REQUEST:
Rewrite the lines of the material between the line holding "Text: 18:00: 18:00 [50, 742, 75, 750]" and the line holding "Text: 06:15: 06:15 [774, 442, 799, 452]", inclusive, changing each "Text" to "Label" and leaving everything else untouched. Return only those lines.

ITEMS:
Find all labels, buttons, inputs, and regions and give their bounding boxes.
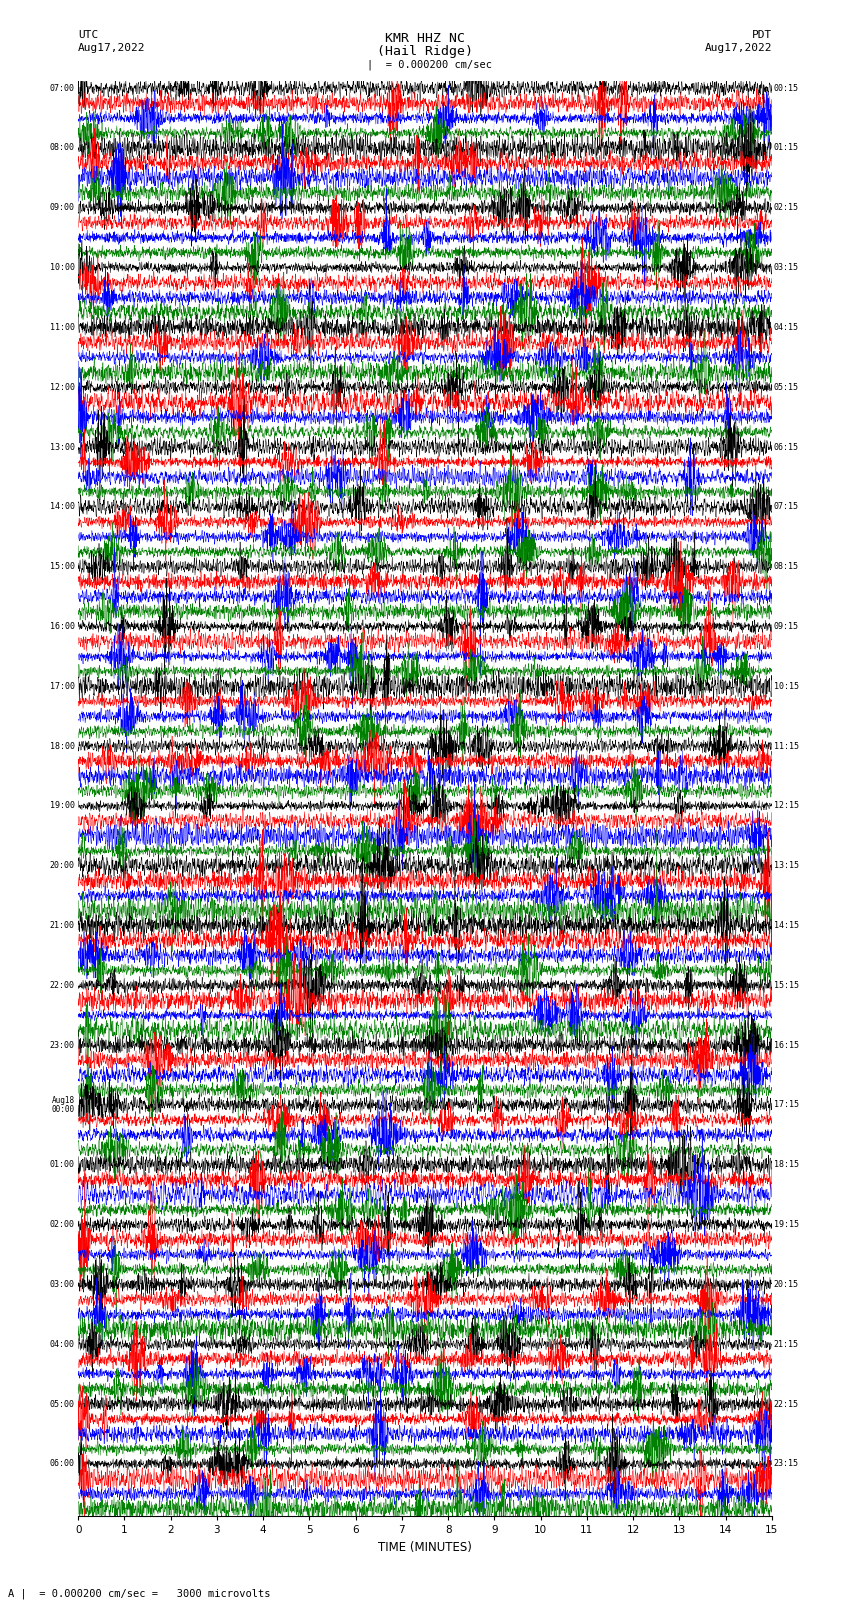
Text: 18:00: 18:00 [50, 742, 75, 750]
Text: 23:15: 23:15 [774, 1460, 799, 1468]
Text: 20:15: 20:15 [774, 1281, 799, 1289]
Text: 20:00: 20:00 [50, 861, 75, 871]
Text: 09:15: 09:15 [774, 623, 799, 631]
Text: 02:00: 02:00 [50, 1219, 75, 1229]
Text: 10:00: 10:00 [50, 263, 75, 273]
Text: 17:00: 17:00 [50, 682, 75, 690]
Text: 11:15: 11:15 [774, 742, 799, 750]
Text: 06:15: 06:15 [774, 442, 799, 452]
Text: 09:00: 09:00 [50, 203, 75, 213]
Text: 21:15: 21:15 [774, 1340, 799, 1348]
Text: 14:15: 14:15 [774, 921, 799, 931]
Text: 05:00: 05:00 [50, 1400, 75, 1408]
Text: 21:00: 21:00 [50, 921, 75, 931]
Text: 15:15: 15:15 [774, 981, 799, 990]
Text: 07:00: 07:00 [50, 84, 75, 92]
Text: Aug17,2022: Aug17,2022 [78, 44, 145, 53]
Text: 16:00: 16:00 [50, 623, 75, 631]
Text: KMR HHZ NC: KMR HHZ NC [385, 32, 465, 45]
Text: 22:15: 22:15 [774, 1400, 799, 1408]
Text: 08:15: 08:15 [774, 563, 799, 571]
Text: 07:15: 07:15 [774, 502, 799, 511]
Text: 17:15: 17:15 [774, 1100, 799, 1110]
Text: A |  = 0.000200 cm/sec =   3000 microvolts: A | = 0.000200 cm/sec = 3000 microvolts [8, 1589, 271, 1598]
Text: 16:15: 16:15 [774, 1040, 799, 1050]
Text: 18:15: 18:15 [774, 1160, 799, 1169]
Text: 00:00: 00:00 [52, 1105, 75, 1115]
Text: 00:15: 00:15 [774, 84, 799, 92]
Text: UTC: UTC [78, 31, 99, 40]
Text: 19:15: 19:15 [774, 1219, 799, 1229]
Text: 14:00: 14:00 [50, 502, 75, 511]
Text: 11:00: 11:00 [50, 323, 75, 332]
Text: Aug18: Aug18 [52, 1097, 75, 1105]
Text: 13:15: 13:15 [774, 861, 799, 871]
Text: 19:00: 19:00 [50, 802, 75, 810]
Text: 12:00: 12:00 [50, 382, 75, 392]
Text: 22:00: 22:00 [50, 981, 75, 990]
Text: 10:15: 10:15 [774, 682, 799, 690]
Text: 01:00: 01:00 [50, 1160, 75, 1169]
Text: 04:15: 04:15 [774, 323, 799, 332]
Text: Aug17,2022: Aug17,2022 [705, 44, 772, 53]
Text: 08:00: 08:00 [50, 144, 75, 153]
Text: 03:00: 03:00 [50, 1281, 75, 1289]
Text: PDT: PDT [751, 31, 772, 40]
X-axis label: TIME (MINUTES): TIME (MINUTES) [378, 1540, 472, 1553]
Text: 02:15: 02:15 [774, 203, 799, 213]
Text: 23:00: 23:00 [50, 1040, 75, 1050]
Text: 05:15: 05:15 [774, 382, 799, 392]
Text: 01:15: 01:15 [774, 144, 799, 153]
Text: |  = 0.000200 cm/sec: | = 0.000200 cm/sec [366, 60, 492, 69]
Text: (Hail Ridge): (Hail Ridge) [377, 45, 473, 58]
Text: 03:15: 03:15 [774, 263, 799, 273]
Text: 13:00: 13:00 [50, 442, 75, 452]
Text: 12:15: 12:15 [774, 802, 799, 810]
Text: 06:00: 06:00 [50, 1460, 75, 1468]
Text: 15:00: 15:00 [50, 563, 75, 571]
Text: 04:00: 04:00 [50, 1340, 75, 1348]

EXERCISE SOLUTION:
Label: 18:00: 18:00 [50, 742, 75, 750]
Label: 23:15: 23:15 [774, 1460, 799, 1468]
Label: 20:15: 20:15 [774, 1281, 799, 1289]
Label: 20:00: 20:00 [50, 861, 75, 871]
Label: 09:15: 09:15 [774, 623, 799, 631]
Label: 02:00: 02:00 [50, 1219, 75, 1229]
Label: 10:00: 10:00 [50, 263, 75, 273]
Label: 17:00: 17:00 [50, 682, 75, 690]
Label: 11:15: 11:15 [774, 742, 799, 750]
Label: 06:15: 06:15 [774, 442, 799, 452]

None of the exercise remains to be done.